## [To be done]
Write out every entry exactly as it stands.

## [Materials provided]
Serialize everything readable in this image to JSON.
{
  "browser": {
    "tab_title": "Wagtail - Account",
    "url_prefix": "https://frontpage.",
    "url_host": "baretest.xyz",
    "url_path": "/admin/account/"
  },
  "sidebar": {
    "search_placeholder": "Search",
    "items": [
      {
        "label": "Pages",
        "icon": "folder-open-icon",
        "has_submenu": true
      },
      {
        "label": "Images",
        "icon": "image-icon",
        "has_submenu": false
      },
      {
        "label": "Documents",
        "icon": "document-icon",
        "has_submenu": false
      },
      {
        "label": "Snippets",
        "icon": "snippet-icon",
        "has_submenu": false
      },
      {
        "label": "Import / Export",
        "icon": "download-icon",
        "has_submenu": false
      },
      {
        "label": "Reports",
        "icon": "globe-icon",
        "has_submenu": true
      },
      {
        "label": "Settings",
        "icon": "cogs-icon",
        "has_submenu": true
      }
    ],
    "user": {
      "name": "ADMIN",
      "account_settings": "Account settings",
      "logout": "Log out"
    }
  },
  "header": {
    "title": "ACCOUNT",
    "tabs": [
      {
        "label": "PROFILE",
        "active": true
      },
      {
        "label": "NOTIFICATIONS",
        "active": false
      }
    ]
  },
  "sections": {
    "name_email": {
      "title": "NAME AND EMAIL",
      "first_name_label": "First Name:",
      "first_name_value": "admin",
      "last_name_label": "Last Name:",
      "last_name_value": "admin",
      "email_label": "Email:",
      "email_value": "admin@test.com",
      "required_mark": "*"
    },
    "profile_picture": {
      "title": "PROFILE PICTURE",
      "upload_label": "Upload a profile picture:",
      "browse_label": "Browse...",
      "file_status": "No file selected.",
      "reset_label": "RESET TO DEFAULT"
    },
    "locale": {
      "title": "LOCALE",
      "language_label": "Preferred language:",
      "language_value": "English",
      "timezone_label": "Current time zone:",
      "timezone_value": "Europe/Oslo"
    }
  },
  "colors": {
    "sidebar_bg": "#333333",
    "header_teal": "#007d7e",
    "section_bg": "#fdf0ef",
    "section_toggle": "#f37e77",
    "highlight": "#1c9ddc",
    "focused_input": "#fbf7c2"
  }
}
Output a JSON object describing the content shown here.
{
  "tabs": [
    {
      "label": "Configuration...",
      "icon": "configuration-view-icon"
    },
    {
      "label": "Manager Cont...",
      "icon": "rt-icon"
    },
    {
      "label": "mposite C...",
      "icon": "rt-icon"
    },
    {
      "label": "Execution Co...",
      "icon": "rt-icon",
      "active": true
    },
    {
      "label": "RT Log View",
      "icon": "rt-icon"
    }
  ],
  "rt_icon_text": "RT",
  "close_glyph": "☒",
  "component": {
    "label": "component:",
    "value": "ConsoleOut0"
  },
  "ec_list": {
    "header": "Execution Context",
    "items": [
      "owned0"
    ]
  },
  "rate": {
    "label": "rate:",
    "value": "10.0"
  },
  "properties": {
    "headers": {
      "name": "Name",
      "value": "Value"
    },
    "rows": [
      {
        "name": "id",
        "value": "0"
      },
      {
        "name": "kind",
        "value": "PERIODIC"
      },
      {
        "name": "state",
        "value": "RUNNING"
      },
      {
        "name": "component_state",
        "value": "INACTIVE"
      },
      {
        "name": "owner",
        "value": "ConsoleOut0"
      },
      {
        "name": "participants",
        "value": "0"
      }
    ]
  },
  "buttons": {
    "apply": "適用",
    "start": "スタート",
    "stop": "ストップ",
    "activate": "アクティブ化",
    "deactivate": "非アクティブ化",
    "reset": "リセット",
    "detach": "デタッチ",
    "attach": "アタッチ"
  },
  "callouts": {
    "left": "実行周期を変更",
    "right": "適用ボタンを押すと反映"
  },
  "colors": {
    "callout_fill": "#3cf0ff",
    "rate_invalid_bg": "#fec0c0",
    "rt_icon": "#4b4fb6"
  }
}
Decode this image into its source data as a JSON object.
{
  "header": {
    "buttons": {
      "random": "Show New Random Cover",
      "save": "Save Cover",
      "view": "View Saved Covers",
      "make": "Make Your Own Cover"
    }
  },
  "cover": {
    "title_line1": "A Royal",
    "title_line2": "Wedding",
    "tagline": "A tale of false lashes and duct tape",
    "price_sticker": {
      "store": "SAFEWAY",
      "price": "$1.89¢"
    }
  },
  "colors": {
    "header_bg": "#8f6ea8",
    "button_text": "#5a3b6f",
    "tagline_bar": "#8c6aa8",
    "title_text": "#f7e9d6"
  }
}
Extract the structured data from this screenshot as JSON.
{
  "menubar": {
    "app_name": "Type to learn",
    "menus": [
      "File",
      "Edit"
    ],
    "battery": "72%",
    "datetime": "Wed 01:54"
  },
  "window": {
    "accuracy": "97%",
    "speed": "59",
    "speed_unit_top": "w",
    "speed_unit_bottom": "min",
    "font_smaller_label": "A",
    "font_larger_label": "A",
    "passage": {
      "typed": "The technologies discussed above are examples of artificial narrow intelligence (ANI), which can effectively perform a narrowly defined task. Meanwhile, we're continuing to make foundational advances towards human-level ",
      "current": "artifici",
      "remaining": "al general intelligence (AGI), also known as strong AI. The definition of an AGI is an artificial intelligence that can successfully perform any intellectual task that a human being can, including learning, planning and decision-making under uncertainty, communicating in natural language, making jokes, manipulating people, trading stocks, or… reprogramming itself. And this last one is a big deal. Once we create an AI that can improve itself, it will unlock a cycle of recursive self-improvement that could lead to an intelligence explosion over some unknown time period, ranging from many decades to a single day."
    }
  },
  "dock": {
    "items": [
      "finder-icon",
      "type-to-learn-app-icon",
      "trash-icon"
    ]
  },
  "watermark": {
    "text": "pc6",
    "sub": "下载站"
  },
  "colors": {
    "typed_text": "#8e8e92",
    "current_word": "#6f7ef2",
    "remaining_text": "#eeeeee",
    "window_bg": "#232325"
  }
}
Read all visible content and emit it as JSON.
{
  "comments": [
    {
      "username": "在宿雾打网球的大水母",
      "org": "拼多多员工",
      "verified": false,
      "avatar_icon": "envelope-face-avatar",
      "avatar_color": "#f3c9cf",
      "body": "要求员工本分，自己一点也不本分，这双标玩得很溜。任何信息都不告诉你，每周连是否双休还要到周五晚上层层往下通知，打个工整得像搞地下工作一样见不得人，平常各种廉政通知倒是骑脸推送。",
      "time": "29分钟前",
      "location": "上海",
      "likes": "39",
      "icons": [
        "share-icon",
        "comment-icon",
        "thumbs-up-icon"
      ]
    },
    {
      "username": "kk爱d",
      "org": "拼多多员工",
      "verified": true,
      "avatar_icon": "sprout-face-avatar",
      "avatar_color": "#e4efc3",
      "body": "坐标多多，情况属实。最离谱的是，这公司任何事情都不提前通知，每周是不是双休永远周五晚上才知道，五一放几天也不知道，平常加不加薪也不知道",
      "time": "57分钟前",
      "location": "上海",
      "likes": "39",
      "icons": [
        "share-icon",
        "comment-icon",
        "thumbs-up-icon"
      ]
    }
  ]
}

## [Full output]
Serialize everything readable in this image to JSON.
{
  "browser": {
    "tab_title": "Wagtail - Account",
    "url_prefix": "https://frontpage.",
    "url_host": "baretest.xyz",
    "url_path": "/admin/account/"
  },
  "sidebar": {
    "search_placeholder": "Search",
    "items": [
      {
        "label": "Pages",
        "icon": "folder-open-icon",
        "has_submenu": true
      },
      {
        "label": "Images",
        "icon": "image-icon",
        "has_submenu": false
      },
      {
        "label": "Documents",
        "icon": "document-icon",
        "has_submenu": false
      },
      {
        "label": "Snippets",
        "icon": "snippet-icon",
        "has_submenu": false
      },
      {
        "label": "Import / Export",
        "icon": "download-icon",
        "has_submenu": false
      },
      {
        "label": "Reports",
        "icon": "globe-icon",
        "has_submenu": true
      },
      {
        "label": "Settings",
        "icon": "cogs-icon",
        "has_submenu": true
      }
    ],
    "user": {
      "name": "ADMIN",
      "account_settings": "Account settings",
      "logout": "Log out"
    }
  },
  "header": {
    "title": "ACCOUNT",
    "tabs": [
      {
        "label": "PROFILE",
        "active": true
      },
      {
        "label": "NOTIFICATIONS",
        "active": false
      }
    ]
  },
  "sections": {
    "name_email": {
      "title": "NAME AND EMAIL",
      "first_name_label": "First Name:",
      "first_name_value": "admin",
      "last_name_label": "Last Name:",
      "last_name_value": "admin",
      "email_label": "Email:",
      "email_value": "admin@test.com",
      "required_mark": "*"
    },
    "profile_picture": {
      "title": "PROFILE PICTURE",
      "upload_label": "Upload a profile picture:",
      "browse_label": "Browse...",
      "file_status": "No file selected.",
      "reset_label": "RESET TO DEFAULT"
    },
    "locale": {
      "title": "LOCALE",
      "language_label": "Preferred language:",
      "language_value": "English",
      "timezone_label": "Current time zone:",
      "timezone_value": "Europe/Oslo"
    }
  },
  "colors": {
    "sidebar_bg": "#333333",
    "header_teal": "#007d7e",
    "section_bg": "#fdf0ef",
    "section_toggle": "#f37e77",
    "highlight": "#1c9ddc",
    "focused_input": "#fbf7c2"
  }
}
Output a JSON object describing the content shown here.
{
  "tabs": [
    {
      "label": "Configuration...",
      "icon": "configuration-view-icon"
    },
    {
      "label": "Manager Cont...",
      "icon": "rt-icon"
    },
    {
      "label": "mposite C...",
      "icon": "rt-icon"
    },
    {
      "label": "Execution Co...",
      "icon": "rt-icon",
      "active": true
    },
    {
      "label": "RT Log View",
      "icon": "rt-icon"
    }
  ],
  "rt_icon_text": "RT",
  "close_glyph": "☒",
  "component": {
    "label": "component:",
    "value": "ConsoleOut0"
  },
  "ec_list": {
    "header": "Execution Context",
    "items": [
      "owned0"
    ]
  },
  "rate": {
    "label": "rate:",
    "value": "10.0"
  },
  "properties": {
    "headers": {
      "name": "Name",
      "value": "Value"
    },
    "rows": [
      {
        "name": "id",
        "value": "0"
      },
      {
        "name": "kind",
        "value": "PERIODIC"
      },
      {
        "name": "state",
        "value": "RUNNING"
      },
      {
        "name": "component_state",
        "value": "INACTIVE"
      },
      {
        "name": "owner",
        "value": "ConsoleOut0"
      },
      {
        "name": "participants",
        "value": "0"
      }
    ]
  },
  "buttons": {
    "apply": "適用",
    "start": "スタート",
    "stop": "ストップ",
    "activate": "アクティブ化",
    "deactivate": "非アクティブ化",
    "reset": "リセット",
    "detach": "デタッチ",
    "attach": "アタッチ"
  },
  "callouts": {
    "left": "実行周期を変更",
    "right": "適用ボタンを押すと反映"
  },
  "colors": {
    "callout_fill": "#3cf0ff",
    "rate_invalid_bg": "#fec0c0",
    "rt_icon": "#4b4fb6"
  }
}
Decode this image into its source data as a JSON object.
{
  "header": {
    "buttons": {
      "random": "Show New Random Cover",
      "save": "Save Cover",
      "view": "View Saved Covers",
      "make": "Make Your Own Cover"
    }
  },
  "cover": {
    "title_line1": "A Royal",
    "title_line2": "Wedding",
    "tagline": "A tale of false lashes and duct tape",
    "price_sticker": {
      "store": "SAFEWAY",
      "price": "$1.89¢"
    }
  },
  "colors": {
    "header_bg": "#8f6ea8",
    "button_text": "#5a3b6f",
    "tagline_bar": "#8c6aa8",
    "title_text": "#f7e9d6"
  }
}
Extract the structured data from this screenshot as JSON.
{
  "menubar": {
    "app_name": "Type to learn",
    "menus": [
      "File",
      "Edit"
    ],
    "battery": "72%",
    "datetime": "Wed 01:54"
  },
  "window": {
    "accuracy": "97%",
    "speed": "59",
    "speed_unit_top": "w",
    "speed_unit_bottom": "min",
    "font_smaller_label": "A",
    "font_larger_label": "A",
    "passage": {
      "typed": "The technologies discussed above are examples of artificial narrow intelligence (ANI), which can effectively perform a narrowly defined task. Meanwhile, we're continuing to make foundational advances towards human-level ",
      "current": "artifici",
      "remaining": "al general intelligence (AGI), also known as strong AI. The definition of an AGI is an artificial intelligence that can successfully perform any intellectual task that a human being can, including learning, planning and decision-making under uncertainty, communicating in natural language, making jokes, manipulating people, trading stocks, or… reprogramming itself. And this last one is a big deal. Once we create an AI that can improve itself, it will unlock a cycle of recursive self-improvement that could lead to an intelligence explosion over some unknown time period, ranging from many decades to a single day."
    }
  },
  "dock": {
    "items": [
      "finder-icon",
      "type-to-learn-app-icon",
      "trash-icon"
    ]
  },
  "watermark": {
    "text": "pc6",
    "sub": "下载站"
  },
  "colors": {
    "typed_text": "#8e8e92",
    "current_word": "#6f7ef2",
    "remaining_text": "#eeeeee",
    "window_bg": "#232325"
  }
}
Read all visible content and emit it as JSON.
{
  "comments": [
    {
      "username": "在宿雾打网球的大水母",
      "org": "拼多多员工",
      "verified": false,
      "avatar_icon": "envelope-face-avatar",
      "avatar_color": "#f3c9cf",
      "body": "要求员工本分，自己一点也不本分，这双标玩得很溜。任何信息都不告诉你，每周连是否双休还要到周五晚上层层往下通知，打个工整得像搞地下工作一样见不得人，平常各种廉政通知倒是骑脸推送。",
      "time": "29分钟前",
      "location": "上海",
      "likes": "39",
      "icons": [
        "share-icon",
        "comment-icon",
        "thumbs-up-icon"
      ]
    },
    {
      "username": "kk爱d",
      "org": "拼多多员工",
      "verified": true,
      "avatar_icon": "sprout-face-avatar",
      "avatar_color": "#e4efc3",
      "body": "坐标多多，情况属实。最离谱的是，这公司任何事情都不提前通知，每周是不是双休永远周五晚上才知道，五一放几天也不知道，平常加不加薪也不知道",
      "time": "57分钟前",
      "location": "上海",
      "likes": "39",
      "icons": [
        "share-icon",
        "comment-icon",
        "thumbs-up-icon"
      ]
    }
  ]
}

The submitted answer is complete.